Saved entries
....

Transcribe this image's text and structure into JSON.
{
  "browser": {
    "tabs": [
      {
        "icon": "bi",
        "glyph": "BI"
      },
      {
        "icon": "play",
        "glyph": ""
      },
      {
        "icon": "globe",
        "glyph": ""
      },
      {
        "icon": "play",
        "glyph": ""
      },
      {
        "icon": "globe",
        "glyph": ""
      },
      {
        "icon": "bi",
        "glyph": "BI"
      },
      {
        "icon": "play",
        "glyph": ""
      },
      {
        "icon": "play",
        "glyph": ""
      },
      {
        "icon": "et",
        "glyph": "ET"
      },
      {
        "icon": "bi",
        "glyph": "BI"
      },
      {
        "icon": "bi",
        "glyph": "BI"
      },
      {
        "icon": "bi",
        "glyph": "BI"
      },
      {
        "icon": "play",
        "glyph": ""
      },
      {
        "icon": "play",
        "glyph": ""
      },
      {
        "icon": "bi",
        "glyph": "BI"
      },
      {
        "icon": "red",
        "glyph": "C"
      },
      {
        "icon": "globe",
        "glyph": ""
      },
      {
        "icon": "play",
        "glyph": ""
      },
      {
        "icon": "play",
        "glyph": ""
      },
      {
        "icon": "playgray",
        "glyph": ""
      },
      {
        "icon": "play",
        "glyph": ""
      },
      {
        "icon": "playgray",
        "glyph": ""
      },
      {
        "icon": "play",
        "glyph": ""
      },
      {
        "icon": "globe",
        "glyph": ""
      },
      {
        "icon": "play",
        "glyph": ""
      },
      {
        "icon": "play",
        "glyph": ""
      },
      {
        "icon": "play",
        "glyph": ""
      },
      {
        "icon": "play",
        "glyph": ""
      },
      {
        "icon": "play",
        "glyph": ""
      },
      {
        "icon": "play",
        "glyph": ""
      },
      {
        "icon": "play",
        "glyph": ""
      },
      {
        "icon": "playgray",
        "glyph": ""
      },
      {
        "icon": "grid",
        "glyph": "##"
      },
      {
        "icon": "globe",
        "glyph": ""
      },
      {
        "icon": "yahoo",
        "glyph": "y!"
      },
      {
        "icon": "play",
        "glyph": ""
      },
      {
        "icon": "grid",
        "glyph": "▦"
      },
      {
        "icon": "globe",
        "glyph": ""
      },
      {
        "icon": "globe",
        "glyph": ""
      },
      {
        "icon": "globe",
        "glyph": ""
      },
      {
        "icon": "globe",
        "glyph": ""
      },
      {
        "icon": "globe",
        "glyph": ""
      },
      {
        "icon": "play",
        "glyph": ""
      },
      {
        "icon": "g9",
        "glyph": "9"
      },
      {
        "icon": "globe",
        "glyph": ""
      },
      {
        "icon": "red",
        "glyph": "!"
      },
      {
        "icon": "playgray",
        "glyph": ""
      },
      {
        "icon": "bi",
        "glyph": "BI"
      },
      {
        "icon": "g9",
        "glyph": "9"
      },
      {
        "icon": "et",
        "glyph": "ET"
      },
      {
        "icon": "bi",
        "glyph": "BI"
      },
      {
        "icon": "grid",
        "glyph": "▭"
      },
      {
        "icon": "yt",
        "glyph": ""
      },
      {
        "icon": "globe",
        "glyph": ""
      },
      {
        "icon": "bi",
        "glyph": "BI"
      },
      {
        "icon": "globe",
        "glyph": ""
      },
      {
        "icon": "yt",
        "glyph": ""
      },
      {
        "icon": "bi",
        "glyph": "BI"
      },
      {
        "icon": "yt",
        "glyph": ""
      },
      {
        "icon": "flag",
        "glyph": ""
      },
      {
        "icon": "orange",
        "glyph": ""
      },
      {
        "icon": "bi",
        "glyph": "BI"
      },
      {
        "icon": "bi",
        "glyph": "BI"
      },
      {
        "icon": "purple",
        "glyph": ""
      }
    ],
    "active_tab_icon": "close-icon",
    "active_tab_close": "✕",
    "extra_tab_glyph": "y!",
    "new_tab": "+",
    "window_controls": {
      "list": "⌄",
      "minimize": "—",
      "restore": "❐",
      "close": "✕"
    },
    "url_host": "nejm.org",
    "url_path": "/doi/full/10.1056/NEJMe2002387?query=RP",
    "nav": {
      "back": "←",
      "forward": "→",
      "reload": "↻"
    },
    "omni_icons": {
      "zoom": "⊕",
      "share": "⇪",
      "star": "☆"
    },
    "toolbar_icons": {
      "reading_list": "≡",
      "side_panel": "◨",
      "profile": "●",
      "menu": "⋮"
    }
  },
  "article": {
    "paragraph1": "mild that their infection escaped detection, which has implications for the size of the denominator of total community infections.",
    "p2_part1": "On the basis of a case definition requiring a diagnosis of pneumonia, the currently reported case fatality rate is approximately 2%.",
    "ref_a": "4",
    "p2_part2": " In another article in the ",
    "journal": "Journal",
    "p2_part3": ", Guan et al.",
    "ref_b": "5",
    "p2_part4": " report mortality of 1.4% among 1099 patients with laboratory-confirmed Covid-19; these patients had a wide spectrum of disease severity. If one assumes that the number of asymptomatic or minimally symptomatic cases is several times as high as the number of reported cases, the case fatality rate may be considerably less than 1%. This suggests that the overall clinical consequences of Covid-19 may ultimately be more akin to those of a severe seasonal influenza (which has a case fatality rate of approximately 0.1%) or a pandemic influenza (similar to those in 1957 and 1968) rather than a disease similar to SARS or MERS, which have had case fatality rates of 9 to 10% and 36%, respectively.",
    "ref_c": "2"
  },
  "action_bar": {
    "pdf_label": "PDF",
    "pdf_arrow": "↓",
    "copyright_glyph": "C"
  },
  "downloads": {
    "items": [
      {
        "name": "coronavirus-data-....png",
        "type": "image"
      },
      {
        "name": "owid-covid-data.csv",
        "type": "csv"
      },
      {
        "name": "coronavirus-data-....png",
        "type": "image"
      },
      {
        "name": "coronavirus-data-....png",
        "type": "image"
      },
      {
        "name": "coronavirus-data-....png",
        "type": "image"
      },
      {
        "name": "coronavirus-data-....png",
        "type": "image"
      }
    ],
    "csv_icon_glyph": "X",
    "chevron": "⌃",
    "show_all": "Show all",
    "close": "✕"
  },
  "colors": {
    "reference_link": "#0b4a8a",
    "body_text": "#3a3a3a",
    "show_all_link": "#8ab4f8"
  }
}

....

With no other words, state how many lines above hold the word "that".

• [SOLUTION TO THIS EXERCISE]:
2